┌─ STORED RECORDS

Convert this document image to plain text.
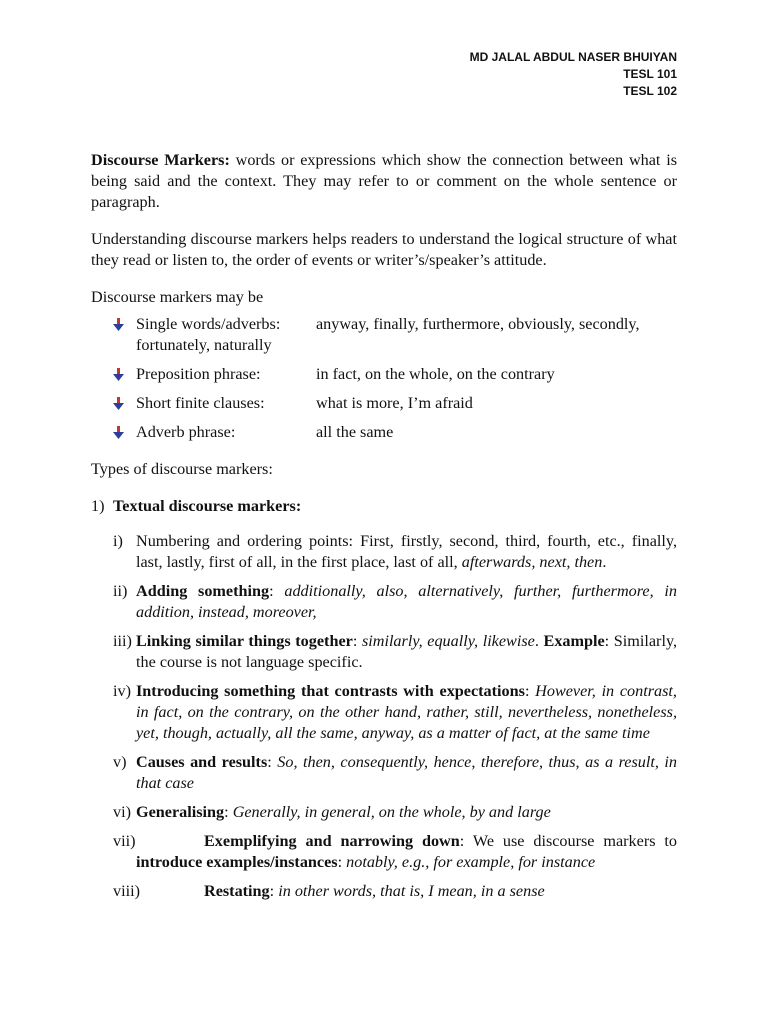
MD JALAL ABDUL NASER BHUIYAN
TESL 101
TESL 102

Discourse Markers: words or expressions which show the connection between what is being said and the context. They may refer to or comment on the whole sentence or paragraph.

Understanding discourse markers helps readers to understand the logical structure of what they read or listen to, the order of events or writer’s/speaker’s attitude.

Discourse markers may be

Single words/adverbs: anyway, finally, furthermore, obviously, secondly,
fortunately, naturally
Preposition phrase:	in fact, on the whole, on the contrary
Short finite clauses:	what is more, I’m afraid
Adverb phrase:	all the same

Types of discourse markers:

1) Textual discourse markers:
i) Numbering and ordering points: First, firstly, second, third, fourth, etc., finally, last, lastly, first of all, in the first place, last of all, afterwards, next, then.
ii) Adding something: additionally, also, alternatively, further, furthermore, in addition, instead, moreover,
iii) Linking similar things together: similarly, equally, likewise. Example: Similarly, the course is not language specific.
iv) Introducing something that contrasts with expectations: However, in contrast, in fact, on the contrary, on the other hand, rather, still, nevertheless, nonetheless, yet, though, actually, all the same, anyway, as a matter of fact, at the same time
v) Causes and results: So, then, consequently, hence, therefore, thus, as a result, in that case
vi) Generalising: Generally, in general, on the whole, by and large
vii)	Exemplifying and narrowing down: We use discourse markers to introduce examples/instances: notably, e.g., for example, for instance
viii)	Restating: in other words, that is, I mean, in a sense
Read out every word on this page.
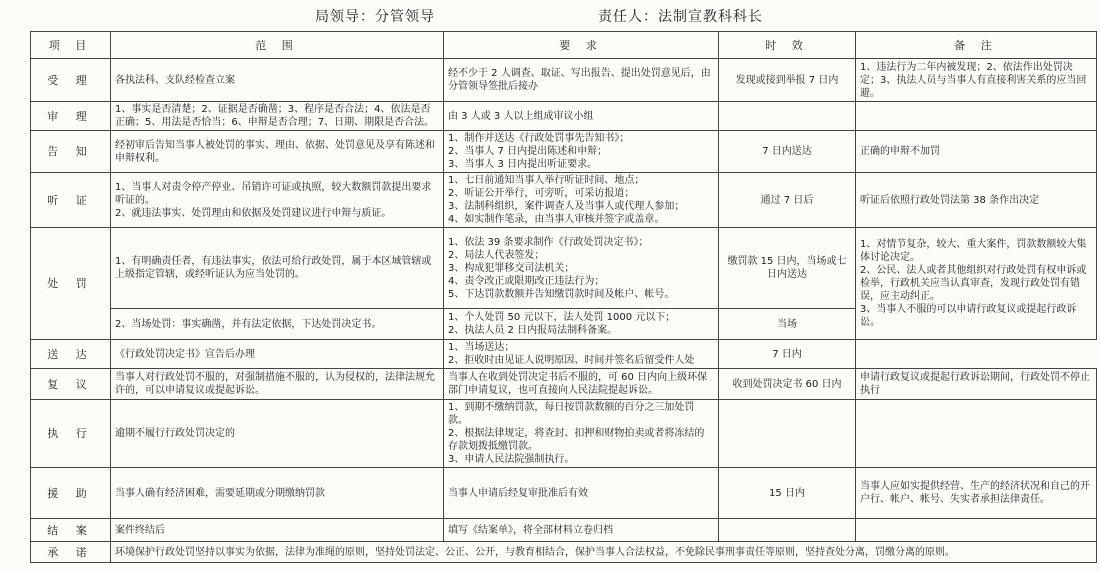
局领导：分管领导	责任人：法制宣教科科长
项 目	范 围	要 求	时 效	备 注
受 理	各执法科、支队经检查立案	经不少于 2 人调查、取证、写出报告、提出处罚意见后，由分管领导签批后接办	发现或接到举报 7 日内	1、违法行为二年内被发现；2、依法作出处罚决定；3、执法人员与当事人有直接利害关系的应当回避。
审 理	1、事实是否清楚；2、证据是否确凿；3、程序是否合法；4、依法是否正确；5、用法是否恰当；6、申辩是否合理；7、日期、期限是否合法。	由 3 人或 3 人以上组成审议小组		
告 知	经初审后告知当事人被处罚的事实、理由、依据、处罚意见及享有陈述和申辩权利。	1、制作并送达《行政处罚事先告知书》；
2、当事人 7 日内提出陈述和申辩；
3、当事人 3 日内提出听证要求。	7 日内送达	正确的申辩不加罚
听 证	1、当事人对责令停产停业、吊销许可证或执照，较大数额罚款提出要求听证的。
2、就违法事实、处罚理由和依据及处罚建议进行申辩与质证。	1、七日前通知当事人举行听证时间、地点；
2、听证公开举行，可旁听，可采访报道；
3、法制科组织，案件调查人及当事人或代理人参加；
4、如实制作笔录，由当事人审核并签字或盖章。	通过 7 日后	听证后依照行政处罚法第 38 条作出决定
处 罚	1、有明确责任者，有违法事实，依法可给行政处罚，属于本区域管辖或上级指定管辖，或经听证认为应当处罚的。	1、依法 39 条要求制作《行政处罚决定书》；
2、局法人代表签发；
3、构成犯罪移交司法机关；
4、责令改正或限期改正违法行为；
5、下达罚款数额并告知缴罚款时间及帐户、帐号。	缴罚款 15 日内，当场或七日内送达	1、对情节复杂，较大、重大案件，罚款数额较大集体讨论决定。
2、公民、法人或者其他组织对行政处罚有权申诉或检举，行政机关应当认真审查，发现行政处罚有错误，应主动纠正。
3、当事人不服的可以申请行政复议或提起行政诉讼。

	2、当场处罚：事实确凿，并有法定依据，下达处罚决定书。	1、个人处罚 50 元以下，法人处罚 1000 元以下；
2、执法人员 2 日内报局法制科备案。	当场	
送 达	《行政处罚决定书》宣告后办理	1、当场送达；
2、拒收时由见证人说明原因、时间并签名后留受件人处	7 日内	
复 议	当事人对行政处罚不服的，对强制措施不服的，认为侵权的，法律法规允许的，可以申请复议或提起诉讼。	当事人在收到处罚决定书后不服的，可 60 日内向上级环保部门申请复议，也可直接向人民法院提起诉讼。	收到处罚决定书 60 日内	申请行政复议或提起行政诉讼期间，行政处罚不停止执行
执 行	逾期不履行行政处罚决定的	1、到期不缴纳罚款，每日按罚款数额的百分之三加处罚款。
2、根据法律规定，将查封、扣押和财物拍卖或者将冻结的存款划拨抵缴罚款。
3、申请人民法院强制执行。		

援 助	当事人确有经济困难，需要延期或分期缴纳罚款	当事人申请后经复审批准后有效	15 日内	当事人应如实提供经营、生产的经济状况和自己的开户行、帐户、帐号、失实者承担法律责任。
结 案	案件终结后	填写《结案单》，将全部材料立卷归档		
承 诺	环境保护行政处罚坚持以事实为依据，法律为准绳的原则，坚持处罚法定、公正、公开，与教育相结合，保护当事人合法权益，不免除民事刑事责任等原则，坚持查处分离，罚缴分离的原则。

└─

• [YOUR OBJECTIVE] From the listing, copy each line containing the word "finally".

• [RESPONSE BELOW]
Single words/adverbs: anyway, finally, furthermore, obviously, secondly,
i) Numbering and ordering points: First, firstly, second, third, fourth, etc., finally, last, lastly, first of all, in the first place, last of all, afterwards, next, then.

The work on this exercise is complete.